» **AIM**:
Below is a set of records; print all of them exactly as written.

[start]

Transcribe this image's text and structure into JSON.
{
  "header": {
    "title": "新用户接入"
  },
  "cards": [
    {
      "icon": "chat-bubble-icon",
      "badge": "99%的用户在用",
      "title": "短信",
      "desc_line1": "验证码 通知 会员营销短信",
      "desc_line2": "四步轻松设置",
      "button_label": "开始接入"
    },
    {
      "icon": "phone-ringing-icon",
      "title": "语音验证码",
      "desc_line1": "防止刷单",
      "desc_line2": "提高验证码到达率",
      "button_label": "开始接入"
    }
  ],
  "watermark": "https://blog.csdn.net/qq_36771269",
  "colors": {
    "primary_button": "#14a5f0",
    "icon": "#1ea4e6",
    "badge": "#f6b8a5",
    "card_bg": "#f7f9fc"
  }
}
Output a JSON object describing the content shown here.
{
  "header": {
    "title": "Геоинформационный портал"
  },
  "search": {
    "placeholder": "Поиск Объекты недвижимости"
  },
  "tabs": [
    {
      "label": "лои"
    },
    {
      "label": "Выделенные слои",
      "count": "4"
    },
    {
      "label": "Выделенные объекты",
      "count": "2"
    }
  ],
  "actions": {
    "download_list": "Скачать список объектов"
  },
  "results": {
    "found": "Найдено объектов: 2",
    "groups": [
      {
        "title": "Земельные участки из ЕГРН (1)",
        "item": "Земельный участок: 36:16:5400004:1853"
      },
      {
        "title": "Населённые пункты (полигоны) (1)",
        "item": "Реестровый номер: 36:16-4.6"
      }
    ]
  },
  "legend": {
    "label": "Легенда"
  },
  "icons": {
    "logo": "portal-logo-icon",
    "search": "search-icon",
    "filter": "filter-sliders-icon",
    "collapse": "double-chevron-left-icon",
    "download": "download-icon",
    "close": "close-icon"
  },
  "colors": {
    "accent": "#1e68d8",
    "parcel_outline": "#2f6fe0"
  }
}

[end]

» **EXERCISE ANSWER**:
Transcribe this image's text and structure into JSON.
{
  "header": {
    "title": "新用户接入"
  },
  "cards": [
    {
      "icon": "chat-bubble-icon",
      "badge": "99%的用户在用",
      "title": "短信",
      "desc_line1": "验证码 通知 会员营销短信",
      "desc_line2": "四步轻松设置",
      "button_label": "开始接入"
    },
    {
      "icon": "phone-ringing-icon",
      "title": "语音验证码",
      "desc_line1": "防止刷单",
      "desc_line2": "提高验证码到达率",
      "button_label": "开始接入"
    }
  ],
  "watermark": "https://blog.csdn.net/qq_36771269",
  "colors": {
    "primary_button": "#14a5f0",
    "icon": "#1ea4e6",
    "badge": "#f6b8a5",
    "card_bg": "#f7f9fc"
  }
}
Output a JSON object describing the content shown here.
{
  "header": {
    "title": "Геоинформационный портал"
  },
  "search": {
    "placeholder": "Поиск Объекты недвижимости"
  },
  "tabs": [
    {
      "label": "лои"
    },
    {
      "label": "Выделенные слои",
      "count": "4"
    },
    {
      "label": "Выделенные объекты",
      "count": "2"
    }
  ],
  "actions": {
    "download_list": "Скачать список объектов"
  },
  "results": {
    "found": "Найдено объектов: 2",
    "groups": [
      {
        "title": "Земельные участки из ЕГРН (1)",
        "item": "Земельный участок: 36:16:5400004:1853"
      },
      {
        "title": "Населённые пункты (полигоны) (1)",
        "item": "Реестровый номер: 36:16-4.6"
      }
    ]
  },
  "legend": {
    "label": "Легенда"
  },
  "icons": {
    "logo": "portal-logo-icon",
    "search": "search-icon",
    "filter": "filter-sliders-icon",
    "collapse": "double-chevron-left-icon",
    "download": "download-icon",
    "close": "close-icon"
  },
  "colors": {
    "accent": "#1e68d8",
    "parcel_outline": "#2f6fe0"
  }
}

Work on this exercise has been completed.